*TASK DIRECTIONS*:
Quote every line below exactly and skip any picture.

*THE RECORDS*:
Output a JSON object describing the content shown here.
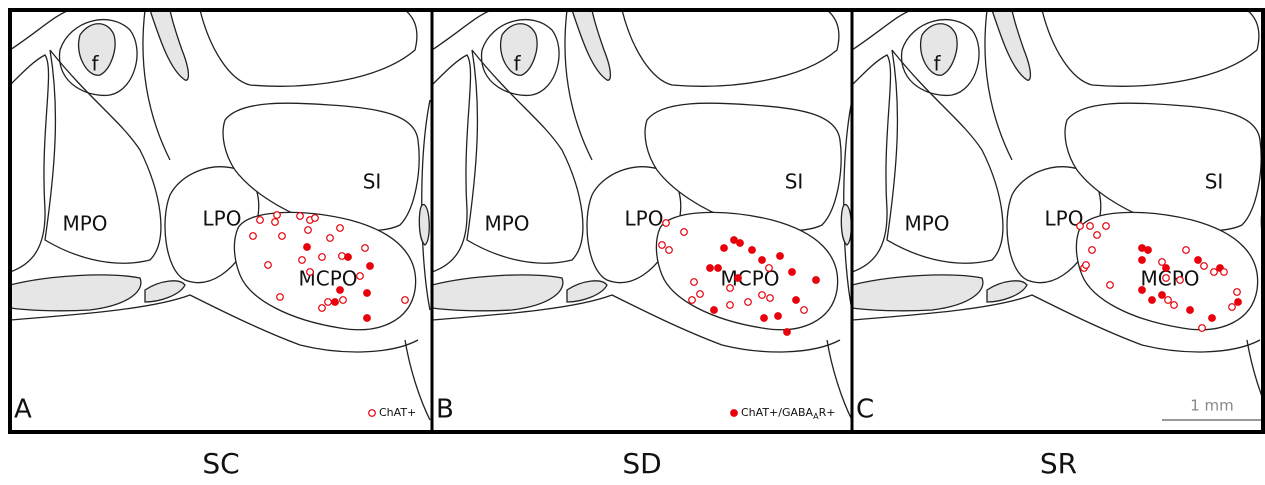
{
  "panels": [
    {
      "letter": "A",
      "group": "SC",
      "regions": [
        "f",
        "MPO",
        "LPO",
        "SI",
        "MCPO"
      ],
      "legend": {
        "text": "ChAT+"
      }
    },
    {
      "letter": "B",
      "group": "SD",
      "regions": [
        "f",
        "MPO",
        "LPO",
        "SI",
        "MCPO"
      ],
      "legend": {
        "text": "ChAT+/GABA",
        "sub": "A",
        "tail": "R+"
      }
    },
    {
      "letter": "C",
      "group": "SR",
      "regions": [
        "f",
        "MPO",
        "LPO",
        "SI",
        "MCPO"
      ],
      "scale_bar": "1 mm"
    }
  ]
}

*EXERCISE RESPONSE*:
Output a JSON object describing the content shown here.
{
  "panels": [
    {
      "letter": "A",
      "group": "SC",
      "regions": [
        "f",
        "MPO",
        "LPO",
        "SI",
        "MCPO"
      ],
      "legend": {
        "text": "ChAT+"
      }
    },
    {
      "letter": "B",
      "group": "SD",
      "regions": [
        "f",
        "MPO",
        "LPO",
        "SI",
        "MCPO"
      ],
      "legend": {
        "text": "ChAT+/GABA",
        "sub": "A",
        "tail": "R+"
      }
    },
    {
      "letter": "C",
      "group": "SR",
      "regions": [
        "f",
        "MPO",
        "LPO",
        "SI",
        "MCPO"
      ],
      "scale_bar": "1 mm"
    }
  ]
}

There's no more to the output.